Job:
Write out every entry exactly as given, but omit the pictures.

Records for the task:
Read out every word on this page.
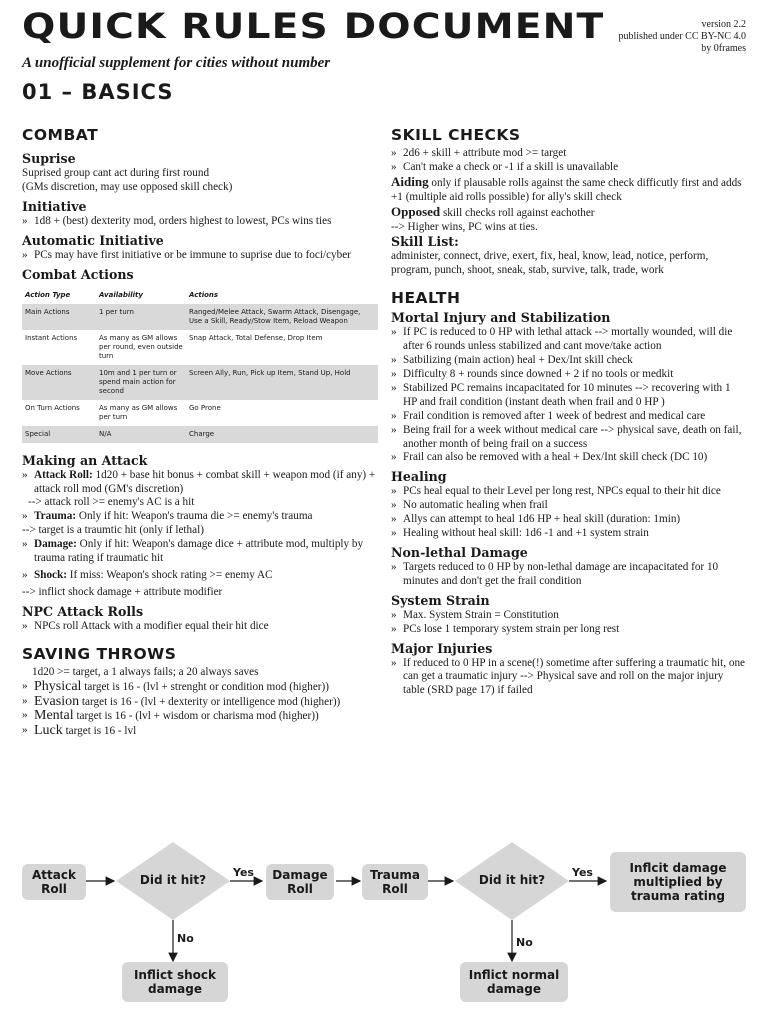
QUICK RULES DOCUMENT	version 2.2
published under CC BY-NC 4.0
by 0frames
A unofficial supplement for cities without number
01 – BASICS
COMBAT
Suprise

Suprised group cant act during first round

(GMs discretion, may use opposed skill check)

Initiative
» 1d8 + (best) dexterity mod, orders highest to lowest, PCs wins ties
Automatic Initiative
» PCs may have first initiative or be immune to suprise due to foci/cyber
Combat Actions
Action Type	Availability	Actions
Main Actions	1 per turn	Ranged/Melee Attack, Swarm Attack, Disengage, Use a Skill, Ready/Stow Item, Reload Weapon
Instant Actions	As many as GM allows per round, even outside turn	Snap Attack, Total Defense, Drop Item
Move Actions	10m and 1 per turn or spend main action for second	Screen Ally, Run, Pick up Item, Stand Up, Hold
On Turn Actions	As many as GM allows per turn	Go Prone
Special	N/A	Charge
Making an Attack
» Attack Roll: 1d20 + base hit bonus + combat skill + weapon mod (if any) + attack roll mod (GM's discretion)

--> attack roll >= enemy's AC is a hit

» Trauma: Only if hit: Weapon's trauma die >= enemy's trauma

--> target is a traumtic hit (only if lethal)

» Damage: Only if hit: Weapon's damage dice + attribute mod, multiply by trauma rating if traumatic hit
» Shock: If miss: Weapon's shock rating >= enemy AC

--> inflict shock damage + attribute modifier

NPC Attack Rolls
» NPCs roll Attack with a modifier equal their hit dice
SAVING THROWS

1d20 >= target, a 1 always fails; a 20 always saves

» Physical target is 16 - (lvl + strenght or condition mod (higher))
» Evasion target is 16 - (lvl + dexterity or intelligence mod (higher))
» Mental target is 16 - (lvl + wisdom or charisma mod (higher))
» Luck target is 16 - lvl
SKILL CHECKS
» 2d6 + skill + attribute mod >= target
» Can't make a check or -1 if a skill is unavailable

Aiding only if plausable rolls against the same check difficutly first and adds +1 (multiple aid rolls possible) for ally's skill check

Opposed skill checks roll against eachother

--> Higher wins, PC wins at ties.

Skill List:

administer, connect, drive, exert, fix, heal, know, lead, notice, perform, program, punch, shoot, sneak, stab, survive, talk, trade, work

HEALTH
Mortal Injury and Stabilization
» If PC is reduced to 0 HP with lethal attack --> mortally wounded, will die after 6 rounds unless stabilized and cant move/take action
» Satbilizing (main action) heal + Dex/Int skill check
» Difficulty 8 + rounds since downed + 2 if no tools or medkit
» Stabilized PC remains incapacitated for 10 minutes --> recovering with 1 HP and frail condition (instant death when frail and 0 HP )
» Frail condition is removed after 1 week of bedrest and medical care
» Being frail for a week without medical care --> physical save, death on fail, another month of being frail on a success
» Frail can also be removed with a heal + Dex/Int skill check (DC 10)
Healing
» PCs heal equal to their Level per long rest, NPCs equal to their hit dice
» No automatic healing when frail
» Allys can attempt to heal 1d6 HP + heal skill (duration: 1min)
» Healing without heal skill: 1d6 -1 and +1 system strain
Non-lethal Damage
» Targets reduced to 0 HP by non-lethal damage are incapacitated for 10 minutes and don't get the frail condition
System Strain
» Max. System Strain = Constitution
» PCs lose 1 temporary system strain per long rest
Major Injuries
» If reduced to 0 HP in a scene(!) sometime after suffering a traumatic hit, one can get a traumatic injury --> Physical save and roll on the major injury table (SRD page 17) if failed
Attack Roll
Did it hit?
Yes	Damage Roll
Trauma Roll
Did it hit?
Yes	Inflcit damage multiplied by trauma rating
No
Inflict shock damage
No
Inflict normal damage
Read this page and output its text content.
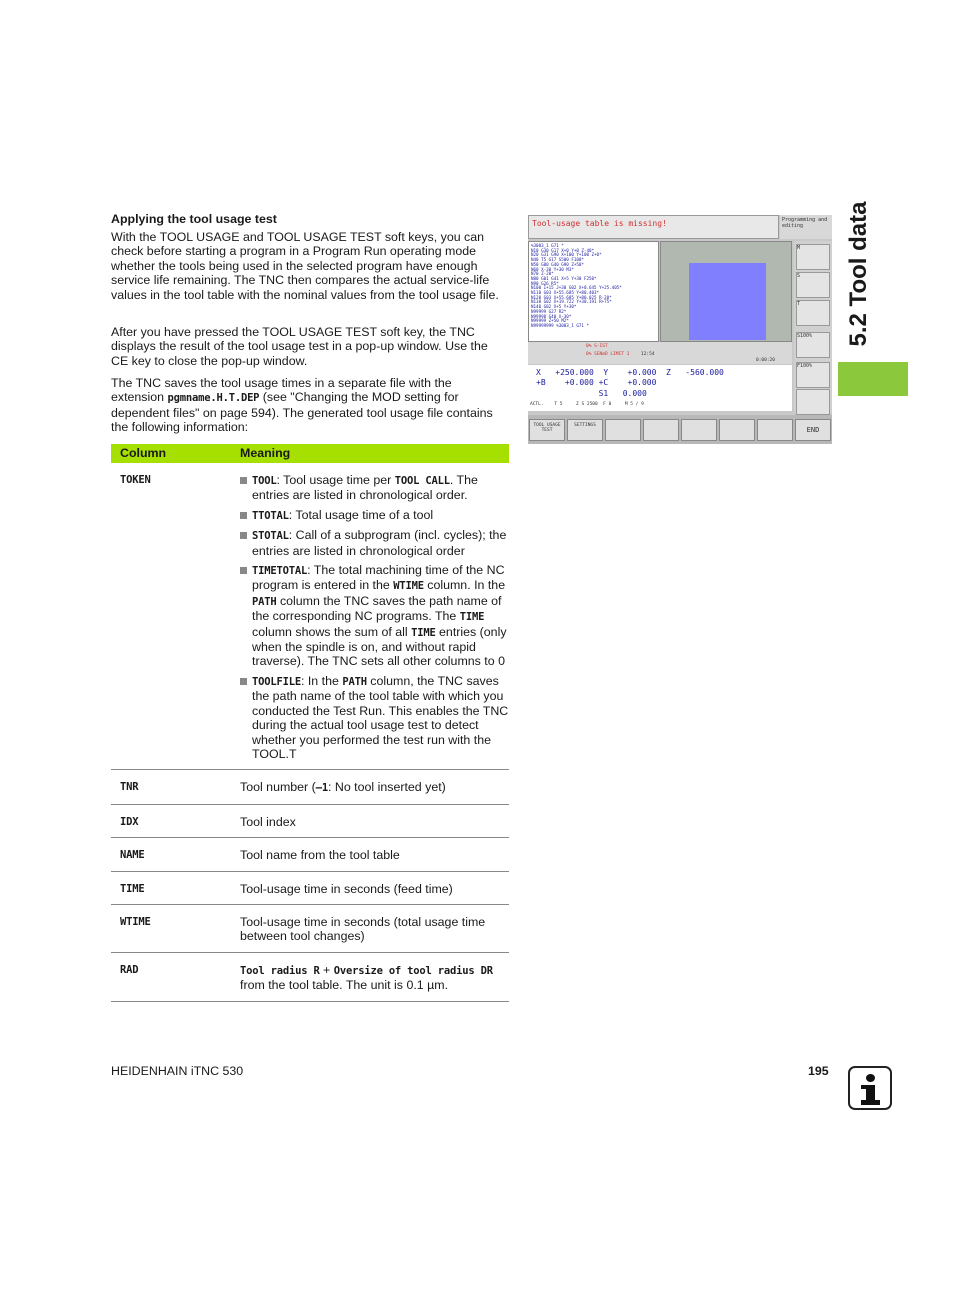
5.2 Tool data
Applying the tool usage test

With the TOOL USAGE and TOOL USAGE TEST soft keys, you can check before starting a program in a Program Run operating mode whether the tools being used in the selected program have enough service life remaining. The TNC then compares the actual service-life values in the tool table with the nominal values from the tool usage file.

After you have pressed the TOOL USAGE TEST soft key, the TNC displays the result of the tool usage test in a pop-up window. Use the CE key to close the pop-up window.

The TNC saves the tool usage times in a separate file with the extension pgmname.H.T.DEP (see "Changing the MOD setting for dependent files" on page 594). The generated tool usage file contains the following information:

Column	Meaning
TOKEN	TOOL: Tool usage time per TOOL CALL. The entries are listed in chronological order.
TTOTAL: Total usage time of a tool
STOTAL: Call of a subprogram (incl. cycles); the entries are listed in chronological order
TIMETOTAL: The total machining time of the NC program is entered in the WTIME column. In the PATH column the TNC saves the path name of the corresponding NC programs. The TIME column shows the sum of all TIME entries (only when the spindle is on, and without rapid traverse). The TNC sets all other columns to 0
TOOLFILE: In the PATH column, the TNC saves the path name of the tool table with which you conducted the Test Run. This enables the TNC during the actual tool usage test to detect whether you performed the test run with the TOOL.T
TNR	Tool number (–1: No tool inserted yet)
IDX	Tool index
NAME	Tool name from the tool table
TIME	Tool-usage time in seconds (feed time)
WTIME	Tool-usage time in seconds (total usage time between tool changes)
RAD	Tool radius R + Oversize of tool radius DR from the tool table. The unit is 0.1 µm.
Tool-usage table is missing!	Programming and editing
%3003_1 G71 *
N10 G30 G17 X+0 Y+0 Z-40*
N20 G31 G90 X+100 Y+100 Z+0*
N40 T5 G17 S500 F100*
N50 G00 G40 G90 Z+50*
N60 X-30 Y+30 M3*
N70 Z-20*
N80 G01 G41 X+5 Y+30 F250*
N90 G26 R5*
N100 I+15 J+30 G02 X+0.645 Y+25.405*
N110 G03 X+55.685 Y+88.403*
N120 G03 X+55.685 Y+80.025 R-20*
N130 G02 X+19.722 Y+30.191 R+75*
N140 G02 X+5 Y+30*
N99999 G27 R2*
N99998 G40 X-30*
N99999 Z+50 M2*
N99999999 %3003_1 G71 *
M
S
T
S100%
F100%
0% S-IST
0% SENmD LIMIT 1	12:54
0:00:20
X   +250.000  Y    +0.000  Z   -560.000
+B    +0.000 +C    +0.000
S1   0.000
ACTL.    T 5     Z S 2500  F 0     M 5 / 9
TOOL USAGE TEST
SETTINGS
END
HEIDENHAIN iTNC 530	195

Solution to the problem:
Read out every word on this page.
QUICK RULES DOCUMENT	version 2.2
published under CC BY-NC 4.0
by 0frames
A unofficial supplement for cities without number
01 – BASICS
COMBAT
Suprise

Suprised group cant act during first round

(GMs discretion, may use opposed skill check)

Initiative
» 1d8 + (best) dexterity mod, orders highest to lowest, PCs wins ties
Automatic Initiative
» PCs may have first initiative or be immune to suprise due to foci/cyber
Combat Actions
Action Type	Availability	Actions
Main Actions	1 per turn	Ranged/Melee Attack, Swarm Attack, Disengage, Use a Skill, Ready/Stow Item, Reload Weapon
Instant Actions	As many as GM allows per round, even outside turn	Snap Attack, Total Defense, Drop Item
Move Actions	10m and 1 per turn or spend main action for second	Screen Ally, Run, Pick up Item, Stand Up, Hold
On Turn Actions	As many as GM allows per turn	Go Prone
Special	N/A	Charge
Making an Attack
» Attack Roll: 1d20 + base hit bonus + combat skill + weapon mod (if any) + attack roll mod (GM's discretion)

--> attack roll >= enemy's AC is a hit

» Trauma: Only if hit: Weapon's trauma die >= enemy's trauma

--> target is a traumtic hit (only if lethal)

» Damage: Only if hit: Weapon's damage dice + attribute mod, multiply by trauma rating if traumatic hit
» Shock: If miss: Weapon's shock rating >= enemy AC

--> inflict shock damage + attribute modifier

NPC Attack Rolls
» NPCs roll Attack with a modifier equal their hit dice
SAVING THROWS

1d20 >= target, a 1 always fails; a 20 always saves

» Physical target is 16 - (lvl + strenght or condition mod (higher))
» Evasion target is 16 - (lvl + dexterity or intelligence mod (higher))
» Mental target is 16 - (lvl + wisdom or charisma mod (higher))
» Luck target is 16 - lvl
SKILL CHECKS
» 2d6 + skill + attribute mod >= target
» Can't make a check or -1 if a skill is unavailable

Aiding only if plausable rolls against the same check difficutly first and adds +1 (multiple aid rolls possible) for ally's skill check

Opposed skill checks roll against eachother

--> Higher wins, PC wins at ties.

Skill List:

administer, connect, drive, exert, fix, heal, know, lead, notice, perform, program, punch, shoot, sneak, stab, survive, talk, trade, work

HEALTH
Mortal Injury and Stabilization
» If PC is reduced to 0 HP with lethal attack --> mortally wounded, will die after 6 rounds unless stabilized and cant move/take action
» Satbilizing (main action) heal + Dex/Int skill check
» Difficulty 8 + rounds since downed + 2 if no tools or medkit
» Stabilized PC remains incapacitated for 10 minutes --> recovering with 1 HP and frail condition (instant death when frail and 0 HP )
» Frail condition is removed after 1 week of bedrest and medical care
» Being frail for a week without medical care --> physical save, death on fail, another month of being frail on a success
» Frail can also be removed with a heal + Dex/Int skill check (DC 10)
Healing
» PCs heal equal to their Level per long rest, NPCs equal to their hit dice
» No automatic healing when frail
» Allys can attempt to heal 1d6 HP + heal skill (duration: 1min)
» Healing without heal skill: 1d6 -1 and +1 system strain
Non-lethal Damage
» Targets reduced to 0 HP by non-lethal damage are incapacitated for 10 minutes and don't get the frail condition
System Strain
» Max. System Strain = Constitution
» PCs lose 1 temporary system strain per long rest
Major Injuries
» If reduced to 0 HP in a scene(!) sometime after suffering a traumatic hit, one can get a traumatic injury --> Physical save and roll on the major injury table (SRD page 17) if failed
Attack Roll
Did it hit?
Yes	Damage Roll
Trauma Roll
Did it hit?
Yes	Inflcit damage multiplied by trauma rating
No
Inflict shock damage
No
Inflict normal damage
Read this page and output its text content.
5.2 Tool data
Applying the tool usage test

With the TOOL USAGE and TOOL USAGE TEST soft keys, you can check before starting a program in a Program Run operating mode whether the tools being used in the selected program have enough service life remaining. The TNC then compares the actual service-life values in the tool table with the nominal values from the tool usage file.

After you have pressed the TOOL USAGE TEST soft key, the TNC displays the result of the tool usage test in a pop-up window. Use the CE key to close the pop-up window.

The TNC saves the tool usage times in a separate file with the extension pgmname.H.T.DEP (see "Changing the MOD setting for dependent files" on page 594). The generated tool usage file contains the following information:

Column	Meaning
TOKEN	TOOL: Tool usage time per TOOL CALL. The entries are listed in chronological order.
TTOTAL: Total usage time of a tool
STOTAL: Call of a subprogram (incl. cycles); the entries are listed in chronological order
TIMETOTAL: The total machining time of the NC program is entered in the WTIME column. In the PATH column the TNC saves the path name of the corresponding NC programs. The TIME column shows the sum of all TIME entries (only when the spindle is on, and without rapid traverse). The TNC sets all other columns to 0
TOOLFILE: In the PATH column, the TNC saves the path name of the tool table with which you conducted the Test Run. This enables the TNC during the actual tool usage test to detect whether you performed the test run with the TOOL.T
TNR	Tool number (–1: No tool inserted yet)
IDX	Tool index
NAME	Tool name from the tool table
TIME	Tool-usage time in seconds (feed time)
WTIME	Tool-usage time in seconds (total usage time between tool changes)
RAD	Tool radius R + Oversize of tool radius DR from the tool table. The unit is 0.1 µm.
Tool-usage table is missing!	Programming and editing
%3003_1 G71 *
N10 G30 G17 X+0 Y+0 Z-40*
N20 G31 G90 X+100 Y+100 Z+0*
N40 T5 G17 S500 F100*
N50 G00 G40 G90 Z+50*
N60 X-30 Y+30 M3*
N70 Z-20*
N80 G01 G41 X+5 Y+30 F250*
N90 G26 R5*
N100 I+15 J+30 G02 X+0.645 Y+25.405*
N110 G03 X+55.685 Y+88.403*
N120 G03 X+55.685 Y+80.025 R-20*
N130 G02 X+19.722 Y+30.191 R+75*
N140 G02 X+5 Y+30*
N99999 G27 R2*
N99998 G40 X-30*
N99999 Z+50 M2*
N99999999 %3003_1 G71 *
M
S
T
S100%
F100%
0% S-IST
0% SENmD LIMIT 1	12:54
0:00:20
X   +250.000  Y    +0.000  Z   -560.000
+B    +0.000 +C    +0.000
S1   0.000
ACTL.    T 5     Z S 2500  F 0     M 5 / 9
TOOL USAGE TEST
SETTINGS
END
HEIDENHAIN iTNC 530	195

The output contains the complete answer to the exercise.